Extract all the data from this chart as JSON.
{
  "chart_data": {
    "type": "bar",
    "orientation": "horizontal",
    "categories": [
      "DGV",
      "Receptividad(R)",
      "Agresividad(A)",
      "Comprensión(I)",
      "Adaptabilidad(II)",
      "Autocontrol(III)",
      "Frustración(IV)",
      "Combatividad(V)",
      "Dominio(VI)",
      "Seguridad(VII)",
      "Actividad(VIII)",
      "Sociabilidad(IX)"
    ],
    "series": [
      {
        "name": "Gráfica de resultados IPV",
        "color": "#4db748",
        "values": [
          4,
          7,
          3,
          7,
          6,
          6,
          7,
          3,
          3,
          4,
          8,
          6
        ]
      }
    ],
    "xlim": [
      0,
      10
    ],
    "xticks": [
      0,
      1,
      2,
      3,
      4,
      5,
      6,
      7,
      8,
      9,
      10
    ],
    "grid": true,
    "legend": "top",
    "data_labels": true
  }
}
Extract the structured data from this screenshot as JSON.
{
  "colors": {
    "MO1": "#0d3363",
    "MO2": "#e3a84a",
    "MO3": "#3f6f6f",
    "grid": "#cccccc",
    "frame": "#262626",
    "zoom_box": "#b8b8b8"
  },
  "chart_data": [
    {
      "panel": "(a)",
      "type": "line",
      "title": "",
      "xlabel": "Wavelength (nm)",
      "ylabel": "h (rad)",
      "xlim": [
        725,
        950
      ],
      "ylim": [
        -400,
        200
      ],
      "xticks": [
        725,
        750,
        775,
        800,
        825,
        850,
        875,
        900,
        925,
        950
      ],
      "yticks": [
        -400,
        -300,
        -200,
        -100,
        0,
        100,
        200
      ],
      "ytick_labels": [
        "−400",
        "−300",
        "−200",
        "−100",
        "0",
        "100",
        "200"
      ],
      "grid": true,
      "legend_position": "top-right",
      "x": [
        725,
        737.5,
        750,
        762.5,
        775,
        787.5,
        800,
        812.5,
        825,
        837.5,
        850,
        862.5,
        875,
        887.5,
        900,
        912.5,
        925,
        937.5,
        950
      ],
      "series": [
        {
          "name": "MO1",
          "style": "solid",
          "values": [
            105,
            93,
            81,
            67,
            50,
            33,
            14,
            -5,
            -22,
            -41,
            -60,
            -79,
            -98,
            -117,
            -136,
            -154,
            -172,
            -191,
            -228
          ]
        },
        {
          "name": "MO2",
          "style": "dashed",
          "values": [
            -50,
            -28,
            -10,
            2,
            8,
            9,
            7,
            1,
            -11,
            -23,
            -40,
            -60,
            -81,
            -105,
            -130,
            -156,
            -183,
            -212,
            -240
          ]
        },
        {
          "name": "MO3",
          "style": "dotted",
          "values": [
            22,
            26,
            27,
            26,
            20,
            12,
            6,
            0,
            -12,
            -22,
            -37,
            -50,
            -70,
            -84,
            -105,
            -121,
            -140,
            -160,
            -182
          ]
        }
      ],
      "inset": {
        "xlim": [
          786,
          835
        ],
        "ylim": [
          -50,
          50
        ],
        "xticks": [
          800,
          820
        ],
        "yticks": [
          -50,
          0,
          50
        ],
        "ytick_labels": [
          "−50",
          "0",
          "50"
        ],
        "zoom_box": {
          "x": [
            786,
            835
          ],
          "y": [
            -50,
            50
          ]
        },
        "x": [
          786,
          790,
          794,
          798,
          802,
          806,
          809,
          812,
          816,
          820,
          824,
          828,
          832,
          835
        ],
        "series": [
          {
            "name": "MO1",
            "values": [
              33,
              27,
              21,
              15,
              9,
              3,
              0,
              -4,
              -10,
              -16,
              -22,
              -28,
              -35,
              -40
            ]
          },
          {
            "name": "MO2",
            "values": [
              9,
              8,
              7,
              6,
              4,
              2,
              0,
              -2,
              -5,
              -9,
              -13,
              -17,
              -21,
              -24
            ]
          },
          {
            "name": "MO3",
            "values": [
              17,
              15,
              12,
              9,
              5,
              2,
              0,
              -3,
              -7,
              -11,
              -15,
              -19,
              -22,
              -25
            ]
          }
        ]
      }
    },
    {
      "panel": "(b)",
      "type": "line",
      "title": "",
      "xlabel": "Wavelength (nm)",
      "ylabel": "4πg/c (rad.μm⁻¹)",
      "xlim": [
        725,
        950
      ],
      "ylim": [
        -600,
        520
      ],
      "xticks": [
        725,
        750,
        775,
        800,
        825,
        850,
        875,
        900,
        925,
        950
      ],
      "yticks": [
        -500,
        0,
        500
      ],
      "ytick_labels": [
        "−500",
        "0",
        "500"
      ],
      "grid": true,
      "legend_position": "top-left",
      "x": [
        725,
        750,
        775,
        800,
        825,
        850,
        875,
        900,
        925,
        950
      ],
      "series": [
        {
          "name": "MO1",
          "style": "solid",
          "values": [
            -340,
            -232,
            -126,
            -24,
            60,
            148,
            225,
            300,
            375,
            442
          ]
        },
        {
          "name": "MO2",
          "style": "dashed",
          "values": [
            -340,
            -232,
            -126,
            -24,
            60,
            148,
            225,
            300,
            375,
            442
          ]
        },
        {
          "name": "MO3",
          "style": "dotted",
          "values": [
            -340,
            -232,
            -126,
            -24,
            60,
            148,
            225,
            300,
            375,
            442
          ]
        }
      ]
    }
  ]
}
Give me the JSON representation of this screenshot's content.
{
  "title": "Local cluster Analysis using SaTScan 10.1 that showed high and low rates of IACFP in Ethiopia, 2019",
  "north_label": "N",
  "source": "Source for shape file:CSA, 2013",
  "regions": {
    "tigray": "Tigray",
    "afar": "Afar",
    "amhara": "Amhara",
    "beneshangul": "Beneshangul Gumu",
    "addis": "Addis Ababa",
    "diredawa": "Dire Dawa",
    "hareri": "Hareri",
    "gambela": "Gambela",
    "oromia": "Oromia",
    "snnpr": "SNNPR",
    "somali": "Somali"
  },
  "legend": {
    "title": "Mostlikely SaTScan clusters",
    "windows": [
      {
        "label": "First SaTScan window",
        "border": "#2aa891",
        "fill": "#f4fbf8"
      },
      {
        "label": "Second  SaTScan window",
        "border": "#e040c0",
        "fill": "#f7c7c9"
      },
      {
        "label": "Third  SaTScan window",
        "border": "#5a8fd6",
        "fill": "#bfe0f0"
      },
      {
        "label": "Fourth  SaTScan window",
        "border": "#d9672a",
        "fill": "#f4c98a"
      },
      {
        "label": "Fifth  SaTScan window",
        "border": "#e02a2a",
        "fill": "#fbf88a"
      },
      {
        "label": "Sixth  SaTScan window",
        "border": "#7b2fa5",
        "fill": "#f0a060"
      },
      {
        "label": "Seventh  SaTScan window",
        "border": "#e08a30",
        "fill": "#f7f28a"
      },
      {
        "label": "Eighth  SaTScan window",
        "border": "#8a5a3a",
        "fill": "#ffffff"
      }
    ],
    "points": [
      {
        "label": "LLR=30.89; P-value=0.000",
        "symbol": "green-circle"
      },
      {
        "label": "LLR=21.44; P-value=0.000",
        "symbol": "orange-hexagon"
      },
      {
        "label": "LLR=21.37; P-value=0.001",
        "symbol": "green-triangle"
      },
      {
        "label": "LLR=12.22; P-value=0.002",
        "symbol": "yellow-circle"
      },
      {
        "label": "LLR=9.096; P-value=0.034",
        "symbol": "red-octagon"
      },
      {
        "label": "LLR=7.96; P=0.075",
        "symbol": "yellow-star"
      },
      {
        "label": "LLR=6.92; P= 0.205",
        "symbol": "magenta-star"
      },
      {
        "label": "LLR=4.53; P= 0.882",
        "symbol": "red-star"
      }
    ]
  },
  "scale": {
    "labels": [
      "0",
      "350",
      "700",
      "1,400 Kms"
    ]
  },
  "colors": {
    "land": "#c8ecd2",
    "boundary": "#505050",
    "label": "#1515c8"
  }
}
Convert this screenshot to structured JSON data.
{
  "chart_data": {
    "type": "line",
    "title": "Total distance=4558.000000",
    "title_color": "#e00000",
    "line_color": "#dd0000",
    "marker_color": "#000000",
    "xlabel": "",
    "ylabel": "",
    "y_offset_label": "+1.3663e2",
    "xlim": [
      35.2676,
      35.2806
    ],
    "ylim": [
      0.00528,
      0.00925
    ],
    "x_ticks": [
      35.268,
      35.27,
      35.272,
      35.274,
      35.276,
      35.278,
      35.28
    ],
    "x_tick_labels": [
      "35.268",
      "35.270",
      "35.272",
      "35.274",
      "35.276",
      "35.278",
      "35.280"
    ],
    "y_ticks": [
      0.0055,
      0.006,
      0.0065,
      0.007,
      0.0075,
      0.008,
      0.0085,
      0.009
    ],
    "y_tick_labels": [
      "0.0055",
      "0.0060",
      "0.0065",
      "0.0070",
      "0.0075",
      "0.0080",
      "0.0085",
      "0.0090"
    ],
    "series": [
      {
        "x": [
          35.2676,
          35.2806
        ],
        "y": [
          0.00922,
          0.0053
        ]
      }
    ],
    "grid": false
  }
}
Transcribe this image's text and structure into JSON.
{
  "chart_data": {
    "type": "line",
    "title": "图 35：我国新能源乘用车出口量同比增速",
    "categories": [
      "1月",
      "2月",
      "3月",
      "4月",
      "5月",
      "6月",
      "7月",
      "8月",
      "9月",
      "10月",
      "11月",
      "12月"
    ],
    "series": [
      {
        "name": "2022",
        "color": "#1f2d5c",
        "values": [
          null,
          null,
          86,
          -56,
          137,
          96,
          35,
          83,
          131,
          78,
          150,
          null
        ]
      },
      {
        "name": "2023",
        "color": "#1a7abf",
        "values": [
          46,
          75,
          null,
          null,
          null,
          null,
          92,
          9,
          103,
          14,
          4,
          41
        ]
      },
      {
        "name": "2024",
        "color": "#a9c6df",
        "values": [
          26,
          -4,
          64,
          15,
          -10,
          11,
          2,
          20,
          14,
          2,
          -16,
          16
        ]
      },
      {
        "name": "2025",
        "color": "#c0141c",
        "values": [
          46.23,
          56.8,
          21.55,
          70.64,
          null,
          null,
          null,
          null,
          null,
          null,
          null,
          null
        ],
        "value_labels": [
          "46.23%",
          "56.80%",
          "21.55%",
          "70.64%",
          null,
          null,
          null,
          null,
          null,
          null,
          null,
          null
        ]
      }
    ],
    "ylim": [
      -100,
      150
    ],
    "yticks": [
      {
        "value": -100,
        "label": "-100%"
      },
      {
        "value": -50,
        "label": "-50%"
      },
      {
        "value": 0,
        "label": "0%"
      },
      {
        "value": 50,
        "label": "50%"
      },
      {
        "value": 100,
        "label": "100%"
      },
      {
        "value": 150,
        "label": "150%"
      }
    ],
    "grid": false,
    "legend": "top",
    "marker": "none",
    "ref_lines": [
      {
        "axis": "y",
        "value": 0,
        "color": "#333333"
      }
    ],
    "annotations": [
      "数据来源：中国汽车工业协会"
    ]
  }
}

▶ [Given exercise]
Pick out and copy the lines of the material that include the word "this".

▶ [Correct answer]
Extract all the data from this chart as JSON.
Extract the structured data from this screenshot as JSON.
Give me the JSON representation of this screenshot's content.
Convert this screenshot to structured JSON data.
Transcribe this image's text and structure into JSON.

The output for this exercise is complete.